* Supplied passage:
»»

Closed kspeakman closed 3 years ago

kspeakman commented 3 years ago

I'm using Fable.Remoting.Json stand-alone. I wanted to emit JSON as camel case. I tried using the CamelCasePropertyNamesContractorResolver that is built into Newtonsoft, but union types which are emitted as properties still come out Pascal cased.

namespace Utilities.Json

module CamelCaselJson =

    open Newtonsoft.Json
    open Newtonsoft.Json.Serialization
    open Fable.Remoting.Json

    let contractResolver = new CamelCasePropertyNamesContractResolver()

    let Settings =
        let s = new JsonSerializerSettings()
        s.ContractResolver <- contractResolver
        s.Converters.Add(new FableJsonConverter())
        s.NullValueHandling <- NullValueHandling.Ignore
        // https://github.com/Zaid-Ajaj/Fable.Remoting/pull/110
        s.DateParseHandling <- DateParseHandling.None
        s

    let serialize a = JsonConvert.SerializeObject(a, Settings)

Example output:

type TestError =
    { Code: string }

CamelCaseJson.serialize (Error { Code = "Foo" })
// output: { "Error": { "code": "Foo" } }
// expected: { "error": { "code": "Foo" } }

If compatibility with CamelCasePropertyNamesResolver is not possible/desired, is there a setting on FableJsonConverter to make this happen? For my case, adding serialization-specific attributes to types or properties creates a tricky dependency for shared libraries, so it is not feasible. Plus, Result is a built-in type so I cannot add attributes to it.

Thanks for your time and this library.

Zaid-Ajaj commented 3 years ago

Hi there @kspeakman, I don't think FableJsonConverter looks at the resolver at all, it just does everything as default. Surely, it is possible to extend FableJsonConverter with more options:

settings.Converters.Add(FableJsonConverter(camelCase=true))

but the implementation would take a considerable amount of work (I think). Personally, I would rather not touch Fable.Remoting.Json when possible because it bring about a rabbit hole of edge cases across the stack. For your use-case, maybe try out the auto encoders and decoders from Thoth where AFAIK they do have a camel casing option. Alternatively, FSharp.SystemTextJson also has these types of customizations. Please try those out first and if nothing works, we can try figure something out from here 😄

kspeakman commented 3 years ago

I understand. I need to re-evaluate STJ to see how far it has come along since I last looked at it. For brevity I omitted some things that I also use from Newtonsoft which I would need to replicate in STJ. For example, this makes Option types semantically mean that fields are optional and non-Option fields are required.

««

Structured page parsing data

»»

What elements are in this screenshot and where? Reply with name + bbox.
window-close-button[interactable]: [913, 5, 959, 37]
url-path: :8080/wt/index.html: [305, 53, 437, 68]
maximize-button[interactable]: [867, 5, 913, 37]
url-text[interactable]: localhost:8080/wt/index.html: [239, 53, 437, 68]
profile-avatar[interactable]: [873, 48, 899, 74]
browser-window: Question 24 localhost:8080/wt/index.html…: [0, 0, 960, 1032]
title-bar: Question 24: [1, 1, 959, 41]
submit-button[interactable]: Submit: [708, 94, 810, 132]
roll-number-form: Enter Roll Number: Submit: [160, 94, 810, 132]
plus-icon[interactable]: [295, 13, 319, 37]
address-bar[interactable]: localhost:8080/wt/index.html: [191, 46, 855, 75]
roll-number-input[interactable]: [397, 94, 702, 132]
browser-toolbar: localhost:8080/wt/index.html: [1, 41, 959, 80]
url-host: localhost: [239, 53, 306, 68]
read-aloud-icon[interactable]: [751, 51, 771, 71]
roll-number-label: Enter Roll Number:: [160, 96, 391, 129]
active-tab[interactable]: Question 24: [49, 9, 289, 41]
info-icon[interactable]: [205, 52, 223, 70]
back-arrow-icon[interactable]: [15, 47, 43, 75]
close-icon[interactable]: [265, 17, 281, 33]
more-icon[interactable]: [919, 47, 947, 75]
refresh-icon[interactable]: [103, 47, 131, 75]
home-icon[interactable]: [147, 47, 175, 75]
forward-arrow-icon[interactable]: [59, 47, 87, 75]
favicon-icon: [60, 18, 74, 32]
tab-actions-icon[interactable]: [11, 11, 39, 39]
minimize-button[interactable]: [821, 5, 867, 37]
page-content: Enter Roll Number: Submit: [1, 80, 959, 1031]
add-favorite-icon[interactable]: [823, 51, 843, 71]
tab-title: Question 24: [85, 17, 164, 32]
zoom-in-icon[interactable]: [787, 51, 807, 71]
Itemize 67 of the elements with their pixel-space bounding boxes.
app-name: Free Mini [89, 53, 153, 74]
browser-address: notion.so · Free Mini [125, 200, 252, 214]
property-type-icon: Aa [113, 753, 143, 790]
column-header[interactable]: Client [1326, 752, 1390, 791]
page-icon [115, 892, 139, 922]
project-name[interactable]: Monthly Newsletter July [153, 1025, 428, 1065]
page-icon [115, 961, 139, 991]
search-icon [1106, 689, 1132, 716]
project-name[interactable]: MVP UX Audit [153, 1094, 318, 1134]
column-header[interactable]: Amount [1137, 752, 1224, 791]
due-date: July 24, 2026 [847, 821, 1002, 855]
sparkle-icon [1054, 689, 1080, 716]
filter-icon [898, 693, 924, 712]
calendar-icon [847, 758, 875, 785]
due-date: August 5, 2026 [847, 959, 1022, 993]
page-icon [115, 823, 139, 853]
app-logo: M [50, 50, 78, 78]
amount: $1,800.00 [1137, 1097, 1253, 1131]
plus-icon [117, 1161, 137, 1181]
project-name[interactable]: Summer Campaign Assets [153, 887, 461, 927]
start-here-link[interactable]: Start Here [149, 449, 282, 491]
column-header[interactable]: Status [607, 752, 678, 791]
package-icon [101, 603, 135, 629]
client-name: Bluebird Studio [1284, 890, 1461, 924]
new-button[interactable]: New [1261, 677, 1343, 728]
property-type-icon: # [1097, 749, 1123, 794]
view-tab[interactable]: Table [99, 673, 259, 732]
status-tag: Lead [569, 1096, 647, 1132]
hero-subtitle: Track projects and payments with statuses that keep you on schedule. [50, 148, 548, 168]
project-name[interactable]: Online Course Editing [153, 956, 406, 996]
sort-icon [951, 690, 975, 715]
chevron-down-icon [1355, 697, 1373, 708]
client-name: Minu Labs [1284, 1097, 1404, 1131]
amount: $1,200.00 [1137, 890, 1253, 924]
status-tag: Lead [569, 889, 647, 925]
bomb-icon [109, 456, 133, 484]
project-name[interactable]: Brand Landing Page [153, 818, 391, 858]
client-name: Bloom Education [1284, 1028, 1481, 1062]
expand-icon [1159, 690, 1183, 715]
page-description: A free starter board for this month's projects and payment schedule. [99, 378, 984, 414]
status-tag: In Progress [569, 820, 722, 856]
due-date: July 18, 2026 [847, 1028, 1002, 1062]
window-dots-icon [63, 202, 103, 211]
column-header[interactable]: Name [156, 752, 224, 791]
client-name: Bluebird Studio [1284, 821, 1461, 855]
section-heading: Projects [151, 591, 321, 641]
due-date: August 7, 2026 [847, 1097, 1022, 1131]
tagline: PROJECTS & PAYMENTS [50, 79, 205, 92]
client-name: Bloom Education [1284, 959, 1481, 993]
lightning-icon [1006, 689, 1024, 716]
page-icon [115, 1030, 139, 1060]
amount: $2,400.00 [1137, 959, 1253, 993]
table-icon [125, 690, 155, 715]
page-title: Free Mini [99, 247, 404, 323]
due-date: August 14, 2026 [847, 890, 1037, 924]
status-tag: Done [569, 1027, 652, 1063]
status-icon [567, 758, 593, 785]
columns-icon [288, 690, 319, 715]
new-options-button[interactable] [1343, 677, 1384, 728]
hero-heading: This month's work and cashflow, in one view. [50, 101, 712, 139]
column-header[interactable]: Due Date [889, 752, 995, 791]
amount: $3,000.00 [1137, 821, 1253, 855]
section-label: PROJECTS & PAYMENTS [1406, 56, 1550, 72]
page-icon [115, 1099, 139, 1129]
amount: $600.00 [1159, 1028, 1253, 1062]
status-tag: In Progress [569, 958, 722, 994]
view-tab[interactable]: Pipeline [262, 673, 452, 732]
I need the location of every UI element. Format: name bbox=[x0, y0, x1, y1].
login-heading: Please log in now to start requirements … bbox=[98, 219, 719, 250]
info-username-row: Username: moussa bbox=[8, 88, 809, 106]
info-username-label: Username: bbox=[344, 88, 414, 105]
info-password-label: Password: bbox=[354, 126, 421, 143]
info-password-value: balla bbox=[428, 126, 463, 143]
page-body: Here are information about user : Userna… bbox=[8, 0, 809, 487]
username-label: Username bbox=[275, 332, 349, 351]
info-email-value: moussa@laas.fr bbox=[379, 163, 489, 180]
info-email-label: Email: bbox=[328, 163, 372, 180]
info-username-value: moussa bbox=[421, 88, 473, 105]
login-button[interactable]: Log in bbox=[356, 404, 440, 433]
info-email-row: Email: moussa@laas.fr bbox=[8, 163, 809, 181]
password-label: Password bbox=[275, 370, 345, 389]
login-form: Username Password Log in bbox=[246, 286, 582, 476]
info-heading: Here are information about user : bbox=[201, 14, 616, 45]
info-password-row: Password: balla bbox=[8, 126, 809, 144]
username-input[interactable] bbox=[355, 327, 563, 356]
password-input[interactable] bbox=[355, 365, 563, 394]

««

* Task requirements:
**1)** Reproduce the Fable.Remoting.Json thread from "Thanks for your" up to and including "settings.Converters.Add(FableJsonConverter(camelCase=true))", renaming "resolver" to "contract resolver".
**2)** Answer these questions using the Fable.Remoting.Json thread:
(a) What value do the settings assign to DateParseHandling?
(b) Which library's auto encoders and decoders does Zaid-Ajaj suggest for a camel casing option?
(c) Why can't kspeakman add attributes to Result?

* Answers for this exercise:
**1)**
Thanks for your time and this library.

Zaid-Ajaj commented 3 years ago

Hi there @kspeakman, I don't think FableJsonConverter looks at the contract resolver at all, it just does everything as default. Surely, it is possible to extend FableJsonConverter with more options:

settings.Converters.Add(FableJsonConverter(camelCase=true))

**2)**
(a) DateParseHandling.None
(b) Thoth
(c) Result is a built-in type.